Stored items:
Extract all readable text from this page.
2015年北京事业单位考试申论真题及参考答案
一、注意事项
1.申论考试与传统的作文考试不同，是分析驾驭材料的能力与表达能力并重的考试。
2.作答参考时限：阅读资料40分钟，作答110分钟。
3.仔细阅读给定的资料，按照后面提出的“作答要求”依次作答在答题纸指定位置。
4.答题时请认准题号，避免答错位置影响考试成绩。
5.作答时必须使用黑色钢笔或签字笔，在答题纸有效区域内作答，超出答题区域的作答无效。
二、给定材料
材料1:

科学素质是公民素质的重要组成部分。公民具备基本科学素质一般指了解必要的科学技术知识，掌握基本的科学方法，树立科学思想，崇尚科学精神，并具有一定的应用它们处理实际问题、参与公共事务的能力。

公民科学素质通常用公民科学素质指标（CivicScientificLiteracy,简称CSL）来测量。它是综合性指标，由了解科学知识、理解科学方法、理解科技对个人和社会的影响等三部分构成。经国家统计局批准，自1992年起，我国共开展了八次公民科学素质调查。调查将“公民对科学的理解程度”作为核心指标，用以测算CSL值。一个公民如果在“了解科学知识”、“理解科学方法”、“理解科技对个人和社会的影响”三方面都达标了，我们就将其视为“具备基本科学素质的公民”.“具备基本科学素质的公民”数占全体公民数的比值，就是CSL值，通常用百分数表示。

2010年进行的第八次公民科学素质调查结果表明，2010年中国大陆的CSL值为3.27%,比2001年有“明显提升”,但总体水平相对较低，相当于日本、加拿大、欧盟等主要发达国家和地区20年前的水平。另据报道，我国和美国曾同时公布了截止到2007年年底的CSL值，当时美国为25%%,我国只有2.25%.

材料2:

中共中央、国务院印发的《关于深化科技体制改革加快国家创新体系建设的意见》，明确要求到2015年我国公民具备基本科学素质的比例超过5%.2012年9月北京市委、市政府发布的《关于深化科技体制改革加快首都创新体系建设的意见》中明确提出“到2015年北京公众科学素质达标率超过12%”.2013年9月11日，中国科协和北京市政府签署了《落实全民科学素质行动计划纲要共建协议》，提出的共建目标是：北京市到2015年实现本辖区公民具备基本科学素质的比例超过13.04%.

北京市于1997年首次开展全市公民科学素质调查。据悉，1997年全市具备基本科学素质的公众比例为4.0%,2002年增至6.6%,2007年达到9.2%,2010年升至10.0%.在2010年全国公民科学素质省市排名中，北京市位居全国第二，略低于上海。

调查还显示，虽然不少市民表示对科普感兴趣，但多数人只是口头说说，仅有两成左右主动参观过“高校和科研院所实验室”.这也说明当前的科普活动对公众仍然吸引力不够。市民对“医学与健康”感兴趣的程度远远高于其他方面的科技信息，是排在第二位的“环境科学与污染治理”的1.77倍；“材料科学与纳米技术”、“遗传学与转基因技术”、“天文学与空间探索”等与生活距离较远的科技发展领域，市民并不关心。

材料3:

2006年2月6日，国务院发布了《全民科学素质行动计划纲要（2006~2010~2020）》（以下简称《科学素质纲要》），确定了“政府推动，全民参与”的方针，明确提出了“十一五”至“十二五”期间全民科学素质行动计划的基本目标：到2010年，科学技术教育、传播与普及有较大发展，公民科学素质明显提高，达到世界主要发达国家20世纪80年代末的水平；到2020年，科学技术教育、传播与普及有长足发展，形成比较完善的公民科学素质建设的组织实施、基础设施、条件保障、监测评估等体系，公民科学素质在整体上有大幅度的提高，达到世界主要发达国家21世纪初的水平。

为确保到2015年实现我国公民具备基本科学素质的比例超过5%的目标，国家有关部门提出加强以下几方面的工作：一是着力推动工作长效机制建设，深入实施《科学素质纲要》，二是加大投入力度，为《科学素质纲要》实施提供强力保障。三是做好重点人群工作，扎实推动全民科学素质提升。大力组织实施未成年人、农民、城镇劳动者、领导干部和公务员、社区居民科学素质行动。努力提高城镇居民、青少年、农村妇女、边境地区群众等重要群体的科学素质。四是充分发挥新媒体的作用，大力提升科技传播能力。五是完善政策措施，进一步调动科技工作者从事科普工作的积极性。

--

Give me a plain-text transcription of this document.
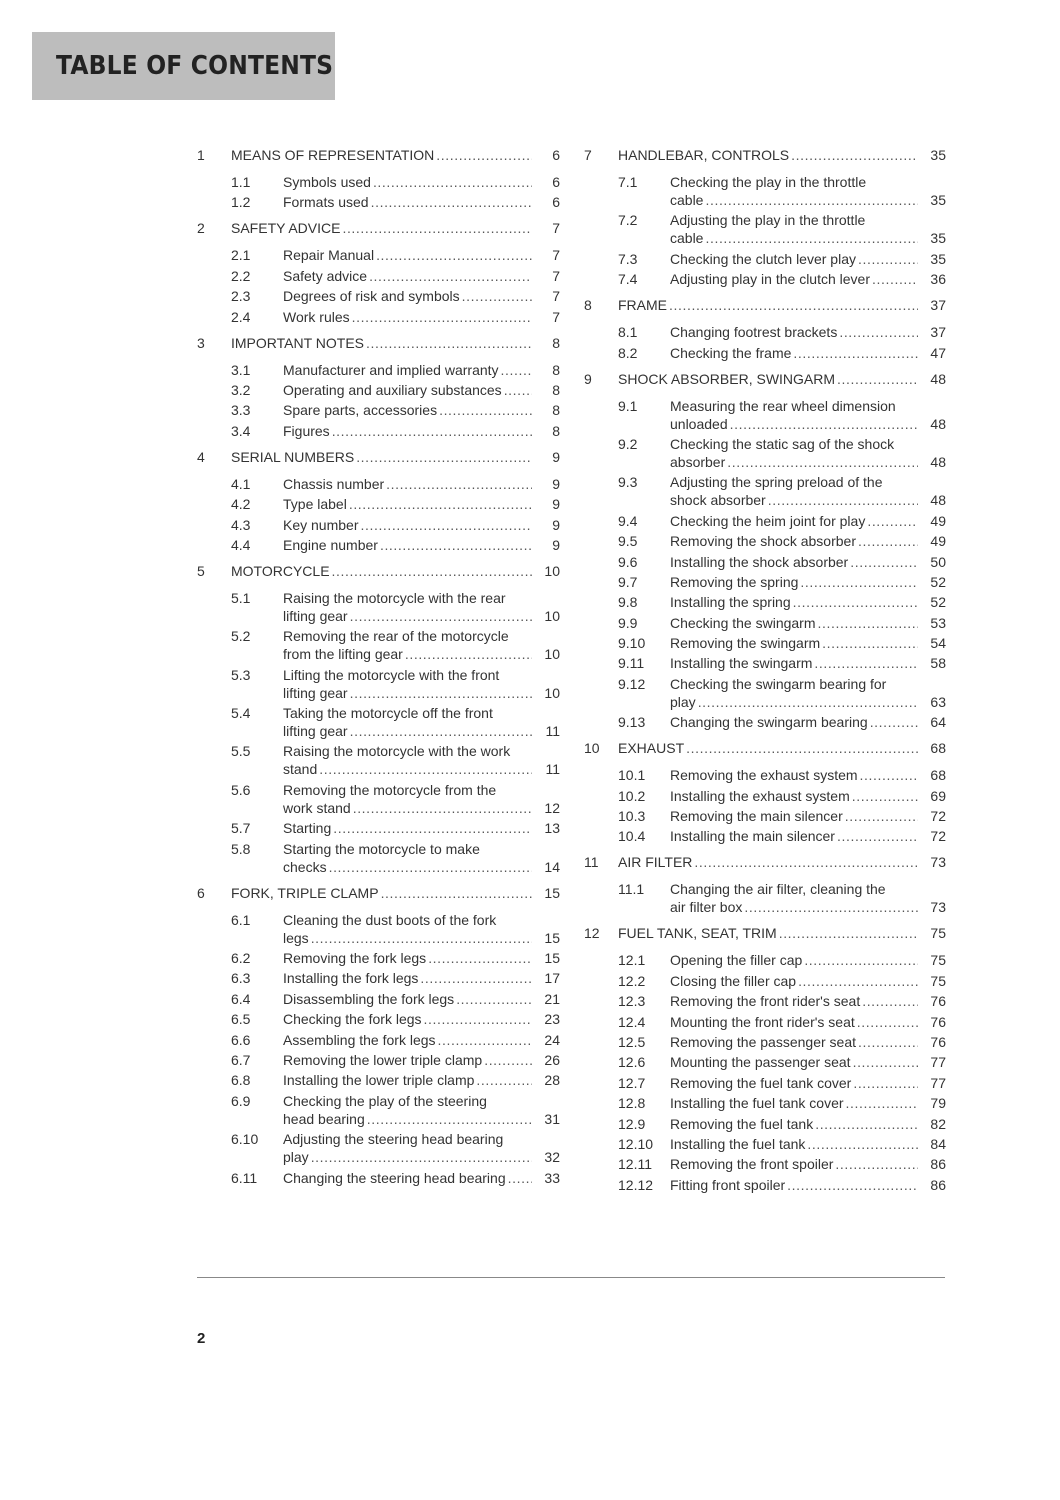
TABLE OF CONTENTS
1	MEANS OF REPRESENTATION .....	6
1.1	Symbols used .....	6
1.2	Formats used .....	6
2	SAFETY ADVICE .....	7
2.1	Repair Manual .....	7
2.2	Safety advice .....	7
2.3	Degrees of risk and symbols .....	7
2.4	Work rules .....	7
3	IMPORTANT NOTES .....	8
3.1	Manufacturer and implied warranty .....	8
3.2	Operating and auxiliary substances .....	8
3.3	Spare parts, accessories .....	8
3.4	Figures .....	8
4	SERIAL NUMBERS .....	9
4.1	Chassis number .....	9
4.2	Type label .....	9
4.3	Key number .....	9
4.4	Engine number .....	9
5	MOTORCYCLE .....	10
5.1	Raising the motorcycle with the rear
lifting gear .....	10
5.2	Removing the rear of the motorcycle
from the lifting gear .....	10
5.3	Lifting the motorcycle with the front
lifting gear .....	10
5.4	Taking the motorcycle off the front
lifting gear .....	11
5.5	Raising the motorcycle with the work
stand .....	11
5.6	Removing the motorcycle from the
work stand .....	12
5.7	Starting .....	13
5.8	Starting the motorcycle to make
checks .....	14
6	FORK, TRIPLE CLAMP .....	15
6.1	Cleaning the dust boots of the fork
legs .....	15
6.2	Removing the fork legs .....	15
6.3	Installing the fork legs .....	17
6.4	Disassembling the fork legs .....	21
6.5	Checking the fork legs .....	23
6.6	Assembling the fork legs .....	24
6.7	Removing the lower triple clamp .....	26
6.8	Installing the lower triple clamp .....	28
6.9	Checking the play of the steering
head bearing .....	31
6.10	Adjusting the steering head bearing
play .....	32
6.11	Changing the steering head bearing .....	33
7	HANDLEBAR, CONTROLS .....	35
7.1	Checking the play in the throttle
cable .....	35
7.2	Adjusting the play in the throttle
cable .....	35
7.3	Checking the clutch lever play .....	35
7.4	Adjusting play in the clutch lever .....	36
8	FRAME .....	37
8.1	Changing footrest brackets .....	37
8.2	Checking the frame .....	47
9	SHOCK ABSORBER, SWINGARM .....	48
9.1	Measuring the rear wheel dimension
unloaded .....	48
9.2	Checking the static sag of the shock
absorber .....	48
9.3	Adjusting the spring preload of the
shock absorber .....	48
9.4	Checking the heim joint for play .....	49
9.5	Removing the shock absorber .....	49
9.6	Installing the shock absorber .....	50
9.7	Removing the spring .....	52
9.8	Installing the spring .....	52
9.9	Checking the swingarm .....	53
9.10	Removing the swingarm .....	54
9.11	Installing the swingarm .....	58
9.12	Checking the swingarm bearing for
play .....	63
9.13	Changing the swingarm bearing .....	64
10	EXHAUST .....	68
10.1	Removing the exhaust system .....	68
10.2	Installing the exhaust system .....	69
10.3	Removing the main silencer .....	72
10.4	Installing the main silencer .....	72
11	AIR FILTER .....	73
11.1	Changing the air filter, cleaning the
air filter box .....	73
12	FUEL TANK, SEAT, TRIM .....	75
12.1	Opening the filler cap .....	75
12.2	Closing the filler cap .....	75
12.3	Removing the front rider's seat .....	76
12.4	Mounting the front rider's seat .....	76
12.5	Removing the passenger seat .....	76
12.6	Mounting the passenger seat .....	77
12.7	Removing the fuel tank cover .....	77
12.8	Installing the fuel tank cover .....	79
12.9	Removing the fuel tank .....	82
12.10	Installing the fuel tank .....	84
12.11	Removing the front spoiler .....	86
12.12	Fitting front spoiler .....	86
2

What the task asks
Pick out every line above that holds the word "科学素质纲要" and copy it.

Final result
2006年2月6日，国务院发布了《全民科学素质行动计划纲要（2006~2010~2020）》（以下简称《科学素质纲要》），确定了“政府推动，全民参与”的方针，明确提出了“十一五”至“十二五”期间全民科学素质行动计划的基本目标：到2010年，科学技术教育、传播与普及有较大发展，公民科学素质明显提高，达到世界主要发达国家20世纪80年代末的水平；到2020年，科学技术教育、传播与普及有长足发展，形成比较完善的公民科学素质建设的组织实施、基础设施、条件保障、监测评估等体系，公民科学素质在整体上有大幅度的提高，达到世界主要发达国家21世纪初的水平。
为确保到2015年实现我国公民具备基本科学素质的比例超过5%的目标，国家有关部门提出加强以下几方面的工作：一是着力推动工作长效机制建设，深入实施《科学素质纲要》，二是加大投入力度，为《科学素质纲要》实施提供强力保障。三是做好重点人群工作，扎实推动全民科学素质提升。大力组织实施未成年人、农民、城镇劳动者、领导干部和公务员、社区居民科学素质行动。努力提高城镇居民、青少年、农村妇女、边境地区群众等重要群体的科学素质。四是充分发挥新媒体的作用，大力提升科技传播能力。五是完善政策措施，进一步调动科技工作者从事科普工作的积极性。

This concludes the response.